## Raw records
******

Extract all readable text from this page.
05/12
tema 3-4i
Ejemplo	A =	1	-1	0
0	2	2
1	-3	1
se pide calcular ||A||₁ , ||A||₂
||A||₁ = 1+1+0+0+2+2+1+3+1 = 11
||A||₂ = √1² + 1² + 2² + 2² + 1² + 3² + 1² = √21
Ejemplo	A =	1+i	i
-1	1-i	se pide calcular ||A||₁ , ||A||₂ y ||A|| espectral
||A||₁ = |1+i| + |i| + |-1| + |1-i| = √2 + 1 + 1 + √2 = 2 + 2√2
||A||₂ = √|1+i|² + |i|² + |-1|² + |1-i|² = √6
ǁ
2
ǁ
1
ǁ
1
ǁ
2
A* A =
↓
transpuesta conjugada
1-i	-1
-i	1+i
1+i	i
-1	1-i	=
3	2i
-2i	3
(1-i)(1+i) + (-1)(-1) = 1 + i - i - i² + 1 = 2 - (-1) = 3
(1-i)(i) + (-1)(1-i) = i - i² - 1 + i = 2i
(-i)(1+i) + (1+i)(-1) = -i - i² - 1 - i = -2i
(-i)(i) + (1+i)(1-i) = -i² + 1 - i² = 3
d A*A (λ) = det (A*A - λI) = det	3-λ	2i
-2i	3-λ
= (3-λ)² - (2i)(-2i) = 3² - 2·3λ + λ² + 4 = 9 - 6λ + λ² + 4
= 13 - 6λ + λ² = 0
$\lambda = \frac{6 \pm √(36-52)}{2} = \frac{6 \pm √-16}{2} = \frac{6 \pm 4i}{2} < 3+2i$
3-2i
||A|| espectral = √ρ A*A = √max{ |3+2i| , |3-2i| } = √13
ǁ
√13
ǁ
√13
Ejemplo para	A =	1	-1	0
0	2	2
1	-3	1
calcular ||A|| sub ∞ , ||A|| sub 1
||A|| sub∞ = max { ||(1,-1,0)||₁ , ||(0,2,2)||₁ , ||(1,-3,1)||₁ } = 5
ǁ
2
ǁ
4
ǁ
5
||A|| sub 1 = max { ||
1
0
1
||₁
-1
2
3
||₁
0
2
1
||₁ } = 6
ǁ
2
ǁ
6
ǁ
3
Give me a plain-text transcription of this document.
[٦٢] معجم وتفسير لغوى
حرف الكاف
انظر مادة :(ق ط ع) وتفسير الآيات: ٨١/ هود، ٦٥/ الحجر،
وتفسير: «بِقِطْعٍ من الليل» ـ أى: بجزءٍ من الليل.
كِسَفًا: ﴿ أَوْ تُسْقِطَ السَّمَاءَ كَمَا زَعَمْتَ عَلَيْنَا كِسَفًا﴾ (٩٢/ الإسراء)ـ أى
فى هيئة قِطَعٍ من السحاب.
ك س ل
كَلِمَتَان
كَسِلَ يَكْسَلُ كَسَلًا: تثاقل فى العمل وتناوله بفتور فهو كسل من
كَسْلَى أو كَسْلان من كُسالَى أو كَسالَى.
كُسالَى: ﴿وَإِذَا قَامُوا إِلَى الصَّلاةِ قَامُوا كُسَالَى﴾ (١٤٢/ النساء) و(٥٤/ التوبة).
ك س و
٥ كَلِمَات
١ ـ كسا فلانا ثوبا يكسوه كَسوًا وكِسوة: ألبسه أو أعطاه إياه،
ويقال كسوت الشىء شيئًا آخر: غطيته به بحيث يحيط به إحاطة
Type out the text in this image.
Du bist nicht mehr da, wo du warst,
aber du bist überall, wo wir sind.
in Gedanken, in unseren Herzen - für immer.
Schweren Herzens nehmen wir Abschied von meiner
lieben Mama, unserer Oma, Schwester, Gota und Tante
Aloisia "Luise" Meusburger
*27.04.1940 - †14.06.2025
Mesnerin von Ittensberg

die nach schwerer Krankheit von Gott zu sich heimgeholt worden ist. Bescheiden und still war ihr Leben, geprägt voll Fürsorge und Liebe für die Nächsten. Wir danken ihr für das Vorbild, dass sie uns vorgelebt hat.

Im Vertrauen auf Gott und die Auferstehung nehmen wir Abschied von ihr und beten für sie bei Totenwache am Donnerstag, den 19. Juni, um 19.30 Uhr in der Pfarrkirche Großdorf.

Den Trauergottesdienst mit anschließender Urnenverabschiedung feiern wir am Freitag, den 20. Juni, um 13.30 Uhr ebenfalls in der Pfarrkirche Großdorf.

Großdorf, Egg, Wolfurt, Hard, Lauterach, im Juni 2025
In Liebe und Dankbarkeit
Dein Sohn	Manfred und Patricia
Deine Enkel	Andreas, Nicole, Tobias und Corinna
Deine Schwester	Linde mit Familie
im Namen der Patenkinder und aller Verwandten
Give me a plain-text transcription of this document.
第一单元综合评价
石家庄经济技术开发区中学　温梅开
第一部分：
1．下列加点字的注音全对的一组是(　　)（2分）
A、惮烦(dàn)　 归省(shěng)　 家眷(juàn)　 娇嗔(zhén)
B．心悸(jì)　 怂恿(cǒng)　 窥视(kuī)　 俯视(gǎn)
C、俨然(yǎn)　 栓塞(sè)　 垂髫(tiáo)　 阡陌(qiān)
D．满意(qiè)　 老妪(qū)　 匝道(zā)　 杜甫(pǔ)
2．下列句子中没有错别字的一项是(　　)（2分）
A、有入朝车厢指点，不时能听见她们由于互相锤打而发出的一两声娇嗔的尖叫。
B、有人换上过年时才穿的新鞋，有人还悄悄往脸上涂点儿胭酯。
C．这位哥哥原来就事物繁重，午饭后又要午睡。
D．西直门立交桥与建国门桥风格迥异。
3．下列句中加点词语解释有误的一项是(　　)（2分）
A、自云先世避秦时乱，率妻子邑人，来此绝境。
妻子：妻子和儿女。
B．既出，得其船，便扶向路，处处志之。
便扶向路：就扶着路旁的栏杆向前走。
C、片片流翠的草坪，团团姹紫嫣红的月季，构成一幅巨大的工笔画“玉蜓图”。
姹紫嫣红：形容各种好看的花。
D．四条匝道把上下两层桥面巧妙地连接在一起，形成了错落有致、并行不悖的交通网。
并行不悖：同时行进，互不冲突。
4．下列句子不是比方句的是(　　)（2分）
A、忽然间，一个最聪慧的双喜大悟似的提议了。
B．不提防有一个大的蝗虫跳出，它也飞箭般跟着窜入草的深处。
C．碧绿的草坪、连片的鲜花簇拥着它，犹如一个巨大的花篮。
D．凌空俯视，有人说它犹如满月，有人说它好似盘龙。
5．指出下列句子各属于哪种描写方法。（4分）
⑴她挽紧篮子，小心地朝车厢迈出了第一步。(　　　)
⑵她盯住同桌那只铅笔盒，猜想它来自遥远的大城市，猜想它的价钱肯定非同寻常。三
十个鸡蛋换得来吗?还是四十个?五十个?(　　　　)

******

## Given task
Print the material above once more, exactly.

## Answer to this exercise
Extract all readable text from this page.
05/12
tema 3-4i
Ejemplo	A =	1	-1	0
0	2	2
1	-3	1
se pide calcular ||A||₁ , ||A||₂
||A||₁ = 1+1+0+0+2+2+1+3+1 = 11
||A||₂ = √1² + 1² + 2² + 2² + 1² + 3² + 1² = √21
Ejemplo	A =	1+i	i
-1	1-i	se pide calcular ||A||₁ , ||A||₂ y ||A|| espectral
||A||₁ = |1+i| + |i| + |-1| + |1-i| = √2 + 1 + 1 + √2 = 2 + 2√2
||A||₂ = √|1+i|² + |i|² + |-1|² + |1-i|² = √6
ǁ
2
ǁ
1
ǁ
1
ǁ
2
A* A =
↓
transpuesta conjugada
1-i	-1
-i	1+i
1+i	i
-1	1-i	=
3	2i
-2i	3
(1-i)(1+i) + (-1)(-1) = 1 + i - i - i² + 1 = 2 - (-1) = 3
(1-i)(i) + (-1)(1-i) = i - i² - 1 + i = 2i
(-i)(1+i) + (1+i)(-1) = -i - i² - 1 - i = -2i
(-i)(i) + (1+i)(1-i) = -i² + 1 - i² = 3
d A*A (λ) = det (A*A - λI) = det	3-λ	2i
-2i	3-λ
= (3-λ)² - (2i)(-2i) = 3² - 2·3λ + λ² + 4 = 9 - 6λ + λ² + 4
= 13 - 6λ + λ² = 0
$\lambda = \frac{6 \pm √(36-52)}{2} = \frac{6 \pm √-16}{2} = \frac{6 \pm 4i}{2} < 3+2i$
3-2i
||A|| espectral = √ρ A*A = √max{ |3+2i| , |3-2i| } = √13
ǁ
√13
ǁ
√13
Ejemplo para	A =	1	-1	0
0	2	2
1	-3	1
calcular ||A|| sub ∞ , ||A|| sub 1
||A|| sub∞ = max { ||(1,-1,0)||₁ , ||(0,2,2)||₁ , ||(1,-3,1)||₁ } = 5
ǁ
2
ǁ
4
ǁ
5
||A|| sub 1 = max { ||
1
0
1
||₁
-1
2
3
||₁
0
2
1
||₁ } = 6
ǁ
2
ǁ
6
ǁ
3
Give me a plain-text transcription of this document.
[٦٢] معجم وتفسير لغوى
حرف الكاف
انظر مادة :(ق ط ع) وتفسير الآيات: ٨١/ هود، ٦٥/ الحجر،
وتفسير: «بِقِطْعٍ من الليل» ـ أى: بجزءٍ من الليل.
كِسَفًا: ﴿ أَوْ تُسْقِطَ السَّمَاءَ كَمَا زَعَمْتَ عَلَيْنَا كِسَفًا﴾ (٩٢/ الإسراء)ـ أى
فى هيئة قِطَعٍ من السحاب.
ك س ل
كَلِمَتَان
كَسِلَ يَكْسَلُ كَسَلًا: تثاقل فى العمل وتناوله بفتور فهو كسل من
كَسْلَى أو كَسْلان من كُسالَى أو كَسالَى.
كُسالَى: ﴿وَإِذَا قَامُوا إِلَى الصَّلاةِ قَامُوا كُسَالَى﴾ (١٤٢/ النساء) و(٥٤/ التوبة).
ك س و
٥ كَلِمَات
١ ـ كسا فلانا ثوبا يكسوه كَسوًا وكِسوة: ألبسه أو أعطاه إياه،
ويقال كسوت الشىء شيئًا آخر: غطيته به بحيث يحيط به إحاطة
Type out the text in this image.
Du bist nicht mehr da, wo du warst,
aber du bist überall, wo wir sind.
in Gedanken, in unseren Herzen - für immer.
Schweren Herzens nehmen wir Abschied von meiner
lieben Mama, unserer Oma, Schwester, Gota und Tante
Aloisia "Luise" Meusburger
*27.04.1940 - †14.06.2025
Mesnerin von Ittensberg

die nach schwerer Krankheit von Gott zu sich heimgeholt worden ist. Bescheiden und still war ihr Leben, geprägt voll Fürsorge und Liebe für die Nächsten. Wir danken ihr für das Vorbild, dass sie uns vorgelebt hat.

Im Vertrauen auf Gott und die Auferstehung nehmen wir Abschied von ihr und beten für sie bei Totenwache am Donnerstag, den 19. Juni, um 19.30 Uhr in der Pfarrkirche Großdorf.

Den Trauergottesdienst mit anschließender Urnenverabschiedung feiern wir am Freitag, den 20. Juni, um 13.30 Uhr ebenfalls in der Pfarrkirche Großdorf.

Großdorf, Egg, Wolfurt, Hard, Lauterach, im Juni 2025
In Liebe und Dankbarkeit
Dein Sohn	Manfred und Patricia
Deine Enkel	Andreas, Nicole, Tobias und Corinna
Deine Schwester	Linde mit Familie
im Namen der Patenkinder und aller Verwandten
Give me a plain-text transcription of this document.
第一单元综合评价
石家庄经济技术开发区中学　温梅开
第一部分：
1．下列加点字的注音全对的一组是(　　)（2分）
A、惮烦(dàn)　 归省(shěng)　 家眷(juàn)　 娇嗔(zhén)
B．心悸(jì)　 怂恿(cǒng)　 窥视(kuī)　 俯视(gǎn)
C、俨然(yǎn)　 栓塞(sè)　 垂髫(tiáo)　 阡陌(qiān)
D．满意(qiè)　 老妪(qū)　 匝道(zā)　 杜甫(pǔ)
2．下列句子中没有错别字的一项是(　　)（2分）
A、有入朝车厢指点，不时能听见她们由于互相锤打而发出的一两声娇嗔的尖叫。
B、有人换上过年时才穿的新鞋，有人还悄悄往脸上涂点儿胭酯。
C．这位哥哥原来就事物繁重，午饭后又要午睡。
D．西直门立交桥与建国门桥风格迥异。
3．下列句中加点词语解释有误的一项是(　　)（2分）
A、自云先世避秦时乱，率妻子邑人，来此绝境。
妻子：妻子和儿女。
B．既出，得其船，便扶向路，处处志之。
便扶向路：就扶着路旁的栏杆向前走。
C、片片流翠的草坪，团团姹紫嫣红的月季，构成一幅巨大的工笔画“玉蜓图”。
姹紫嫣红：形容各种好看的花。
D．四条匝道把上下两层桥面巧妙地连接在一起，形成了错落有致、并行不悖的交通网。
并行不悖：同时行进，互不冲突。
4．下列句子不是比方句的是(　　)（2分）
A、忽然间，一个最聪慧的双喜大悟似的提议了。
B．不提防有一个大的蝗虫跳出，它也飞箭般跟着窜入草的深处。
C．碧绿的草坪、连片的鲜花簇拥着它，犹如一个巨大的花篮。
D．凌空俯视，有人说它犹如满月，有人说它好似盘龙。
5．指出下列句子各属于哪种描写方法。（4分）
⑴她挽紧篮子，小心地朝车厢迈出了第一步。(　　　)
⑵她盯住同桌那只铅笔盒，猜想它来自遥远的大城市，猜想它的价钱肯定非同寻常。三
十个鸡蛋换得来吗?还是四十个?五十个?(　　　　)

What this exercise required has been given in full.